Records provided:

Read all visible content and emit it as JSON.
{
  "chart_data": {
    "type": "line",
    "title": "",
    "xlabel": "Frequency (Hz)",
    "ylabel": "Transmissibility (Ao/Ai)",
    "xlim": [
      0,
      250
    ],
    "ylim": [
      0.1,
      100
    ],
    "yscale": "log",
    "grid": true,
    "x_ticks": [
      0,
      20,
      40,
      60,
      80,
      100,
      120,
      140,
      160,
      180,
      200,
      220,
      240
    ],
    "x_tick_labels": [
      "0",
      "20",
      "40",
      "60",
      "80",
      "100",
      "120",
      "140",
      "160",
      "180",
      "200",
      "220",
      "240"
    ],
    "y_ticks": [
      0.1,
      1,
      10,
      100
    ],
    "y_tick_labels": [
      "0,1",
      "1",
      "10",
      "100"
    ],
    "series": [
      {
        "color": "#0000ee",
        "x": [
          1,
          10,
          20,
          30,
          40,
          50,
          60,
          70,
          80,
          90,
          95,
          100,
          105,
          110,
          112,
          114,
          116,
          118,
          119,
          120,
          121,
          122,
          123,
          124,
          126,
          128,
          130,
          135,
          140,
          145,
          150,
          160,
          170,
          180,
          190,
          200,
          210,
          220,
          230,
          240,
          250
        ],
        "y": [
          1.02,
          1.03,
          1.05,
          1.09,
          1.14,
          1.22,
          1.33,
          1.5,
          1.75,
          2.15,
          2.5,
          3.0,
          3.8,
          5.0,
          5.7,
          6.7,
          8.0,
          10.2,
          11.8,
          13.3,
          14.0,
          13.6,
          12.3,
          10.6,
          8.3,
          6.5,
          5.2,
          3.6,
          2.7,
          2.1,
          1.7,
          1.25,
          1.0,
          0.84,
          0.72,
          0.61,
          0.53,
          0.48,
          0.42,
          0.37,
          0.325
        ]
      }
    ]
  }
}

Short problem: Quote the whole listing above, leaving nothing out.

Written response:
Read all visible content and emit it as JSON.
{
  "chart_data": {
    "type": "line",
    "title": "",
    "xlabel": "Frequency (Hz)",
    "ylabel": "Transmissibility (Ao/Ai)",
    "xlim": [
      0,
      250
    ],
    "ylim": [
      0.1,
      100
    ],
    "yscale": "log",
    "grid": true,
    "x_ticks": [
      0,
      20,
      40,
      60,
      80,
      100,
      120,
      140,
      160,
      180,
      200,
      220,
      240
    ],
    "x_tick_labels": [
      "0",
      "20",
      "40",
      "60",
      "80",
      "100",
      "120",
      "140",
      "160",
      "180",
      "200",
      "220",
      "240"
    ],
    "y_ticks": [
      0.1,
      1,
      10,
      100
    ],
    "y_tick_labels": [
      "0,1",
      "1",
      "10",
      "100"
    ],
    "series": [
      {
        "color": "#0000ee",
        "x": [
          1,
          10,
          20,
          30,
          40,
          50,
          60,
          70,
          80,
          90,
          95,
          100,
          105,
          110,
          112,
          114,
          116,
          118,
          119,
          120,
          121,
          122,
          123,
          124,
          126,
          128,
          130,
          135,
          140,
          145,
          150,
          160,
          170,
          180,
          190,
          200,
          210,
          220,
          230,
          240,
          250
        ],
        "y": [
          1.02,
          1.03,
          1.05,
          1.09,
          1.14,
          1.22,
          1.33,
          1.5,
          1.75,
          2.15,
          2.5,
          3.0,
          3.8,
          5.0,
          5.7,
          6.7,
          8.0,
          10.2,
          11.8,
          13.3,
          14.0,
          13.6,
          12.3,
          10.6,
          8.3,
          6.5,
          5.2,
          3.6,
          2.7,
          2.1,
          1.7,
          1.25,
          1.0,
          0.84,
          0.72,
          0.61,
          0.53,
          0.48,
          0.42,
          0.37,
          0.325
        ]
      }
    ]
  }
}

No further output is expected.